## 読む文章

日射強度・温度が太陽電池のI-V特性に与える影響

太陽光発電

等価回路モデルとパラメータの日射強度・温度依存性

 太陽電池の出力特性はFig.1に示す等価回路としてモデル化されます。Fig.1において$I_{\rm ph}$は光電流、$V_{\rm D}$は内部ダイオードの両端電圧を表します。また、$R_{\rm s}$は直列寄生抵抗、$R_{\rm sh}$は並列寄生抵抗です[1]。

Fig.1 太陽電池の等価回路モデル

太陽電池の等価回路モデルについては以下の記事で詳細に解説を行っていますので、是非併せてご参照下さい。

本記事では、見通しを良くするためにFig.1の等価回路モデルにおいて$R_{\rm s}=0$、$R_{\rm sh}=\infty$と近似した簡易等価回路モデルを用いて、日射強度・温度と$I$-$V$特性の関係を説明します。簡易等価回路モデルをFig.2に示します。

Fig.2 太陽電池の簡易等価回路モデル($R_{\rm s}$と$R_{\rm sh}$を無視)

## データ抜粋
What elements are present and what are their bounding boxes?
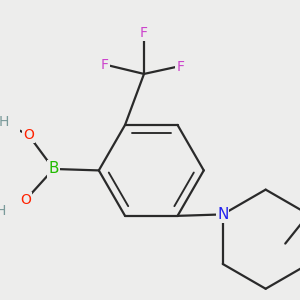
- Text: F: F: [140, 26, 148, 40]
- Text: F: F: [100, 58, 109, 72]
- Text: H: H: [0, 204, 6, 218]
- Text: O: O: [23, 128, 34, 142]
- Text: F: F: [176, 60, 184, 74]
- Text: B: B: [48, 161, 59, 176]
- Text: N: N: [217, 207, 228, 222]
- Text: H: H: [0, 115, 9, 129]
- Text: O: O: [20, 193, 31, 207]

## 取り組む課題
A) 太陽電池の文章で、簡易等価回路モデルでは直列寄生抵抗と並列寄生抵抗をそれぞれどう近似していますか。
B) 太陽電池の文章にある「太陽電池の出力特性はFig.1に示す等価回路としてモデル化されます。」という一文を英語に訳してください。
C) 太陽電池の文章を、最後の文のあとから書き進めてください。
データの行は太陽電池の文章とは関係ありません。

## 想定解答
A) 直列寄生抵抗Rsを0、並列寄生抵抗Rshを無限大と近似しています。

B) The output characteristics of a solar cell are modeled as the equivalent circuit shown in Fig. 1.

C)
簡易等価回路モデルの$I$-$V$特性はEq.(1)にて表されます。Eq.(1)において、$I_{\rm s}$は逆方向飽和電流、$n$はダイオードの理想係数、$k$はボルツマン定数、$q$は電気素量、$T$は絶対温度です。

$$I = I_{\rm ph} ~ – ~ I_{\rm s} \left \{ {\rm exp}\left( \frac{q V }{nkT} \right) -1 \right \} \tag{1}$$

Eq.(1)において$I_{\rm ph}$は日射強度$G$、$I_{\rm s}$は絶対温度$T$の関数であり、それぞれはEq.(2), (3)としてモデル化されます。各式において、$a$は日射強度に対する光電流の比例係数、$E_g$はバンドギャップネルギー(Siの場合は約1.12 eV)、$A$は物性によって決まる定数です。

$$ I_{\rm ph} (G)= a G \tag{2}$$

$$ I_{\rm s} (T)= A T^{ 3 } {\rm exp} \left( – \frac{E_g }{kT} \right) \tag{3}$$

これらをEq.(1)に代入することで、次式に示す温度$T$・日射強度$G$における$I$-$V$特性のモデル式を得ます。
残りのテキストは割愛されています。